__Stored data__
— Start —
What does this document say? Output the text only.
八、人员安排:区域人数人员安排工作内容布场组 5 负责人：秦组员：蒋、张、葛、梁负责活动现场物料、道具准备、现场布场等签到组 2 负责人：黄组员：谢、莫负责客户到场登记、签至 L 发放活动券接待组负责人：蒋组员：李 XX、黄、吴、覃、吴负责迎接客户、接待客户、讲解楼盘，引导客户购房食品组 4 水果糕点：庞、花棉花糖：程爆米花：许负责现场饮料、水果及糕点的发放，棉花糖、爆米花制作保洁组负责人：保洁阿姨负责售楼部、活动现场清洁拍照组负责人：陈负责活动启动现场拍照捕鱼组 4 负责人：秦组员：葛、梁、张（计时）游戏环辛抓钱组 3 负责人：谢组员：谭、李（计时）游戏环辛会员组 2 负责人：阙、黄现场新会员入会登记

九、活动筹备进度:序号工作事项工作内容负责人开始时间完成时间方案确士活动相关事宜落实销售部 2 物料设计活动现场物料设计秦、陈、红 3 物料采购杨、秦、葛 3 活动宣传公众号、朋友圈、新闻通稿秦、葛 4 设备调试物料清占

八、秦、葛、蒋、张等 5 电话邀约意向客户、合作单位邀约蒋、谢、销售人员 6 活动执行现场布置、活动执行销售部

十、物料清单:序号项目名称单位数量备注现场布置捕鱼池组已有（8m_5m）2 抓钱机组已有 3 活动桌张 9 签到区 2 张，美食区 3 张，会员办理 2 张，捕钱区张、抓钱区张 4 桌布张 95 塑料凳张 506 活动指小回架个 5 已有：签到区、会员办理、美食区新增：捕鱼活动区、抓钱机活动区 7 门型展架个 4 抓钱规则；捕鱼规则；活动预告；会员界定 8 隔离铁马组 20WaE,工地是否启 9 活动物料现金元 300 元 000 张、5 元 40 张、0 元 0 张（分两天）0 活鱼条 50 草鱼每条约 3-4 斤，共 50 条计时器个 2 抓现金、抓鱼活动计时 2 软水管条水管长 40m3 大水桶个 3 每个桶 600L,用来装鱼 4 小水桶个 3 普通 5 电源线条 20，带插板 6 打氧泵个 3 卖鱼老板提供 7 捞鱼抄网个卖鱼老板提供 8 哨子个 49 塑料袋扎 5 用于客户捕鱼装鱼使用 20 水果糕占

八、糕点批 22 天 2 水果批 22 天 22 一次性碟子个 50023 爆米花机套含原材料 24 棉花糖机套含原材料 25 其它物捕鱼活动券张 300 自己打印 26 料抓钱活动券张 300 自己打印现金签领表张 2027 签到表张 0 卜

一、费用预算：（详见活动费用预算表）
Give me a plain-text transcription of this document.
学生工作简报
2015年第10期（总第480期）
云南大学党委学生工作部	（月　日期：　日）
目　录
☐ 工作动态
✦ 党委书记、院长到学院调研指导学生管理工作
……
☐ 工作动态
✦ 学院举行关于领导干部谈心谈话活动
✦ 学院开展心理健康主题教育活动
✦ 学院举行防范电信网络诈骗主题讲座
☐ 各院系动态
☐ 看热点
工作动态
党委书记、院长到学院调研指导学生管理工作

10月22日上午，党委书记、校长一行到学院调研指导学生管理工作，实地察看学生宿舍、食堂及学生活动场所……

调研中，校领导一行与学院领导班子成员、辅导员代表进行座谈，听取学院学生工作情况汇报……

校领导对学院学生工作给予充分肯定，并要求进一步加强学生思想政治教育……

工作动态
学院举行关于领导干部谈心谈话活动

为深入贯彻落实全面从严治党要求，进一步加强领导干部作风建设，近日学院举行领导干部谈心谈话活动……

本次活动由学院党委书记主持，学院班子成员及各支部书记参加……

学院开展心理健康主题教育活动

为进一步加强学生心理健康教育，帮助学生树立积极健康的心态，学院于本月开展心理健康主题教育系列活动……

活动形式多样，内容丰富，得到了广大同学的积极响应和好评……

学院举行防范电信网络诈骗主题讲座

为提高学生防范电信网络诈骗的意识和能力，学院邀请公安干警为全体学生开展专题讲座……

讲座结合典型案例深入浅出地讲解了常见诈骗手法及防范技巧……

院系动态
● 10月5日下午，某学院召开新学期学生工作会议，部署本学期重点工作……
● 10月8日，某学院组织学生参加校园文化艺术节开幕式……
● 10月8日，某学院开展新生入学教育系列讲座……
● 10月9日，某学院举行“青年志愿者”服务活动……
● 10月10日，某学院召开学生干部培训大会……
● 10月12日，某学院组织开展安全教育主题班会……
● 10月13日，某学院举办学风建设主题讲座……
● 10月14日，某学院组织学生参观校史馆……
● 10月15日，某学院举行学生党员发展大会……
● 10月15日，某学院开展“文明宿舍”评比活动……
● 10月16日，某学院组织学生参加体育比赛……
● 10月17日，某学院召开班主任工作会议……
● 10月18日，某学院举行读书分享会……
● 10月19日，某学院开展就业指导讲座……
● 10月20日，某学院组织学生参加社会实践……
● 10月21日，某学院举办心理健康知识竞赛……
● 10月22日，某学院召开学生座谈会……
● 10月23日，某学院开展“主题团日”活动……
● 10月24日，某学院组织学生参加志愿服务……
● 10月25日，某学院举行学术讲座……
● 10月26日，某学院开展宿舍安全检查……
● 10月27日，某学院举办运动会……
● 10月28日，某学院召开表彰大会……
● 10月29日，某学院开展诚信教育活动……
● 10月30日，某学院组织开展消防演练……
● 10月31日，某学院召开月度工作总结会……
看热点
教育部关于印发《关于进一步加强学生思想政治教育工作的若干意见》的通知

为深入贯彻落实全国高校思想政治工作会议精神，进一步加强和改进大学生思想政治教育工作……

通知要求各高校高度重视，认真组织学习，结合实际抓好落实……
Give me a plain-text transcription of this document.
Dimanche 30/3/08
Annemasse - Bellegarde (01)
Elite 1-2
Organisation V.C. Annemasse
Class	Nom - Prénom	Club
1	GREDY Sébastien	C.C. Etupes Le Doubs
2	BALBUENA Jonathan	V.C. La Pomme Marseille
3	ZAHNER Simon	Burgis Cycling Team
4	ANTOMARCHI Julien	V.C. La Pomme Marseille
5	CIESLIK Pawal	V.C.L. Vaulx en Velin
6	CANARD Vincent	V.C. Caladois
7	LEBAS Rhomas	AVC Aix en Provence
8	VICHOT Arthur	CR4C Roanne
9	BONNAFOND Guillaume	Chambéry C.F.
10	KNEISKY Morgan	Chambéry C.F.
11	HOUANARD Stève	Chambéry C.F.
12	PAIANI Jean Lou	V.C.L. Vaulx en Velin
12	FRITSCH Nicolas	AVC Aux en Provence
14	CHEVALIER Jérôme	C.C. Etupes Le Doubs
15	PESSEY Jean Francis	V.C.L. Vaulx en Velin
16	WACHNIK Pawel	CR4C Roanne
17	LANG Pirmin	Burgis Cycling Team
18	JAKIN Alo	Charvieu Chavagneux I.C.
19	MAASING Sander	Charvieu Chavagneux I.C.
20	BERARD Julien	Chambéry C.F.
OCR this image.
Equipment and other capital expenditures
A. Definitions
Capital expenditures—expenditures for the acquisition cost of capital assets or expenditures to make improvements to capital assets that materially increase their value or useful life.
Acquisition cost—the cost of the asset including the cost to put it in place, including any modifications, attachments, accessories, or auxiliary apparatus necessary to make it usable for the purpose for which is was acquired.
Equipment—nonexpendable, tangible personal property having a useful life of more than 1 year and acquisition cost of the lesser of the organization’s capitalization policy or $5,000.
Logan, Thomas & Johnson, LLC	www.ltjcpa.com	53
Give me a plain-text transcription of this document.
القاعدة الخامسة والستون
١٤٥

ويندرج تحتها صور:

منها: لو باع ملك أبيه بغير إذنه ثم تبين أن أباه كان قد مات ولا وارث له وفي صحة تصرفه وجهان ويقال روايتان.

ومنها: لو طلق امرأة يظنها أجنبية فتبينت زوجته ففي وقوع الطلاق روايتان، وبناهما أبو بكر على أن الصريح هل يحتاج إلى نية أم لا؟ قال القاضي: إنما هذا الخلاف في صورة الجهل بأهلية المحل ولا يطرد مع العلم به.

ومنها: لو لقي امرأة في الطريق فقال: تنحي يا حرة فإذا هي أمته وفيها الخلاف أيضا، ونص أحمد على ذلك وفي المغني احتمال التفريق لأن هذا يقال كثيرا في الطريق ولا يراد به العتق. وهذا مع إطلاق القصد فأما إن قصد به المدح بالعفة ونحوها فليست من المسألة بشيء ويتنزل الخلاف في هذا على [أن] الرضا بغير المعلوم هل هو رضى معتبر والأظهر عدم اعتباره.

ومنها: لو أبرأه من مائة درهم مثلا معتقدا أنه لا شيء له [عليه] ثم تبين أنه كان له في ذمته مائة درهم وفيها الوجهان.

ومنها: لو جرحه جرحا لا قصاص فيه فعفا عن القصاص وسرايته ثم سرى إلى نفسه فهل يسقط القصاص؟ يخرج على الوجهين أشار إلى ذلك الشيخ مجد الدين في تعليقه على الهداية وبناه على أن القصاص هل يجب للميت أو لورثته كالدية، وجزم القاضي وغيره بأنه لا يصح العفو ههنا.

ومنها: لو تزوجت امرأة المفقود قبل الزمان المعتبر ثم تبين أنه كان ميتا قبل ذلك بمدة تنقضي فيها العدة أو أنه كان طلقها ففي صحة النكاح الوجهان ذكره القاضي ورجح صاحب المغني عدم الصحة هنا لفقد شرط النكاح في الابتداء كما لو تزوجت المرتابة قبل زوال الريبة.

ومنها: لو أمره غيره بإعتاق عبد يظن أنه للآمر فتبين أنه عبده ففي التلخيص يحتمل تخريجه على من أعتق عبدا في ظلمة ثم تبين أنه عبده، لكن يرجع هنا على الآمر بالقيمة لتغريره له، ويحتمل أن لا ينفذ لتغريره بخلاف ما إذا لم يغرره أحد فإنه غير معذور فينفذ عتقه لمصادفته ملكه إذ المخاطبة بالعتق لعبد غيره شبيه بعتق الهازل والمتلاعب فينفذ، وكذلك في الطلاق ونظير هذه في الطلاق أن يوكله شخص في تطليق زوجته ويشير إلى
— End —
__Work to do__
Return all the lines that contain the string "useful".

__Problem solution__
Capital expenditures—expenditures for the acquisition cost of capital assets or expenditures to make improvements to capital assets that materially increase their value or useful life.
Equipment—nonexpendable, tangible personal property having a useful life of more than 1 year and acquisition cost of the lesser of the organization’s capitalization policy or $5,000.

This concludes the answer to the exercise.